* _Problem details_
Say how many lines contain "жилые"; the answer is the number alone.

--- Begin Data extract ---

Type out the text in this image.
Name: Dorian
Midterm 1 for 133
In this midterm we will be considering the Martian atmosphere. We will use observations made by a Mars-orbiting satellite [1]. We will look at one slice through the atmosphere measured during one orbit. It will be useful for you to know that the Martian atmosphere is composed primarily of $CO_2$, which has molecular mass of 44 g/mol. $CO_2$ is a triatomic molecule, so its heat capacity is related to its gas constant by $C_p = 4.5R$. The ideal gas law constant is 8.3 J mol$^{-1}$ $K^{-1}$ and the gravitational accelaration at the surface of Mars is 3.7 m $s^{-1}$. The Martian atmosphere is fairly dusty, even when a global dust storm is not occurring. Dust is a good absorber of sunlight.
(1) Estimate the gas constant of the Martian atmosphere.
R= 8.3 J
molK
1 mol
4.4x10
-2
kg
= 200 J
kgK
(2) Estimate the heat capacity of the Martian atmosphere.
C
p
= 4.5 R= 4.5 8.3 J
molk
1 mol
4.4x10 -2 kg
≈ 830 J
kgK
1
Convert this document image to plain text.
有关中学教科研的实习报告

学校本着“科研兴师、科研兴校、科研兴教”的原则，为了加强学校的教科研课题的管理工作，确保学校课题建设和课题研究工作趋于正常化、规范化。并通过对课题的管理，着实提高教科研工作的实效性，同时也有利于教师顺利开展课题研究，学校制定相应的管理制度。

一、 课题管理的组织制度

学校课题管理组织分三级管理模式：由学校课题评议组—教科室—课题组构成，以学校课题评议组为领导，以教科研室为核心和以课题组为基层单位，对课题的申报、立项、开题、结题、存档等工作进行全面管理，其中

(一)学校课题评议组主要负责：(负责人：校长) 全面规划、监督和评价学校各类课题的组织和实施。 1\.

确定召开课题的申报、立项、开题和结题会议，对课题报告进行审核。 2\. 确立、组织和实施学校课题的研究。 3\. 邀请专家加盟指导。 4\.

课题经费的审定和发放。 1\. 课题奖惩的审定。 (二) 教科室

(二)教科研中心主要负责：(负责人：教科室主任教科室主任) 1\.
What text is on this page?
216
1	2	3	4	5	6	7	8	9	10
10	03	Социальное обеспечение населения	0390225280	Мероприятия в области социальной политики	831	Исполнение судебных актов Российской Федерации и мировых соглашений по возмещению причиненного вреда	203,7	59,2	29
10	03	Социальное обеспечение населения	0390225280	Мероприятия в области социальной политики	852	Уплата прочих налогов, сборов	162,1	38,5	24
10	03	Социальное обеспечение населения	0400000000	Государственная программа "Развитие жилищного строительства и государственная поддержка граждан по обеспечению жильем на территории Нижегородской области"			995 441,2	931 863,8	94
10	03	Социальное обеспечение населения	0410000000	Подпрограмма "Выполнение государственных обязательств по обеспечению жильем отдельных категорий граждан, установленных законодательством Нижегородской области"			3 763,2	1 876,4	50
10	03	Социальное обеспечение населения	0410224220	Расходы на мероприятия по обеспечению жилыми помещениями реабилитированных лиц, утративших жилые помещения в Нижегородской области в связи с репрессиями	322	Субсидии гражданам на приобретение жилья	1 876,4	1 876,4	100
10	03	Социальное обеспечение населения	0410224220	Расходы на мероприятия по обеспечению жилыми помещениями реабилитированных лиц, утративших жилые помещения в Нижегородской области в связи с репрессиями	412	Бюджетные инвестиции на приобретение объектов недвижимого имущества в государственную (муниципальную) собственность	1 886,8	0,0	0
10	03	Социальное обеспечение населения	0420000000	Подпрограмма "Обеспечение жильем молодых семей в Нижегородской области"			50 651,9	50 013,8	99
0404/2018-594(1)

--- End Data extract ---

* _Answer for this exercise_
2